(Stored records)
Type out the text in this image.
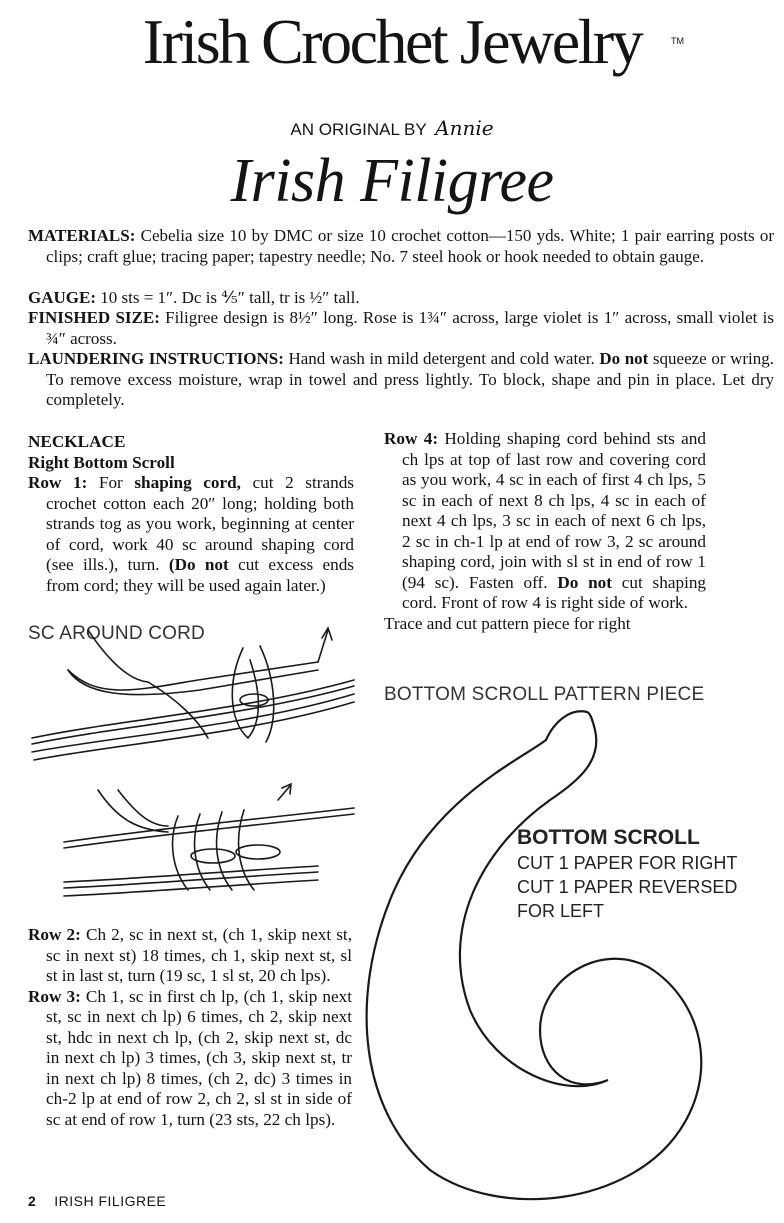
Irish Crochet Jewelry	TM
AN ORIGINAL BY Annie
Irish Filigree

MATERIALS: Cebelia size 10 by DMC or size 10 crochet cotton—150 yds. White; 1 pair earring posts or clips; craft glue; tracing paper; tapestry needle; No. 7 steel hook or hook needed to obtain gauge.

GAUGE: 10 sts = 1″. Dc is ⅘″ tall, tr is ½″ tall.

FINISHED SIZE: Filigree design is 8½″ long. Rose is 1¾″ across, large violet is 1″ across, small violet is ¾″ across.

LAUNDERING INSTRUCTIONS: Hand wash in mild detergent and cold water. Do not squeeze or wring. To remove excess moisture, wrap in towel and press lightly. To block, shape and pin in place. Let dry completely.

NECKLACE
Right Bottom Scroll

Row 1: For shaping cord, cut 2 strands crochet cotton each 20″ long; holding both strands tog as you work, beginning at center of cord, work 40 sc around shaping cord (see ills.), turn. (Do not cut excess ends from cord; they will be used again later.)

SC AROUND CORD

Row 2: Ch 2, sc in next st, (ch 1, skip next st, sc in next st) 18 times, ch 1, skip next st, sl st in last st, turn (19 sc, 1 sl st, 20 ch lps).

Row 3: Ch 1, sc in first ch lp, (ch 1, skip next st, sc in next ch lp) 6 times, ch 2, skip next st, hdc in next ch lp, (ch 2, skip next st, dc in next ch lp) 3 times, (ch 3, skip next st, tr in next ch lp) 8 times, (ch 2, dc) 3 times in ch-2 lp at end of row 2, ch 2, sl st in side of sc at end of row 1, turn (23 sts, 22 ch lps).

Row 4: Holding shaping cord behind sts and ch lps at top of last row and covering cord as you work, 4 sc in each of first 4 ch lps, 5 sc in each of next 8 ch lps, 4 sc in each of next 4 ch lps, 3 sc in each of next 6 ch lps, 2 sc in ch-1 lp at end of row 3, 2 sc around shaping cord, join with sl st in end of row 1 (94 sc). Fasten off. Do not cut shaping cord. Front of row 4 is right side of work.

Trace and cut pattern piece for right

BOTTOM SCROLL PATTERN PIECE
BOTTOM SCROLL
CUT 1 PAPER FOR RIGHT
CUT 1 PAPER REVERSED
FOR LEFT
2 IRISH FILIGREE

**SET TASK**
Which lines include the word "work"? Copy every one of them.

**COMPLETED TASK**
Row 1: For shaping cord, cut 2 strands crochet cotton each 20″ long; holding both strands tog as you work, beginning at center of cord, work 40 sc around shaping cord (see ills.), turn. (Do not cut excess ends from cord; they will be used again later.)
Row 4: Holding shaping cord behind sts and ch lps at top of last row and covering cord as you work, 4 sc in each of first 4 ch lps, 5 sc in each of next 8 ch lps, 4 sc in each of next 4 ch lps, 3 sc in each of next 6 ch lps, 2 sc in ch-1 lp at end of row 3, 2 sc around shaping cord, join with sl st in end of row 1 (94 sc). Fasten off. Do not cut shaping cord. Front of row 4 is right side of work.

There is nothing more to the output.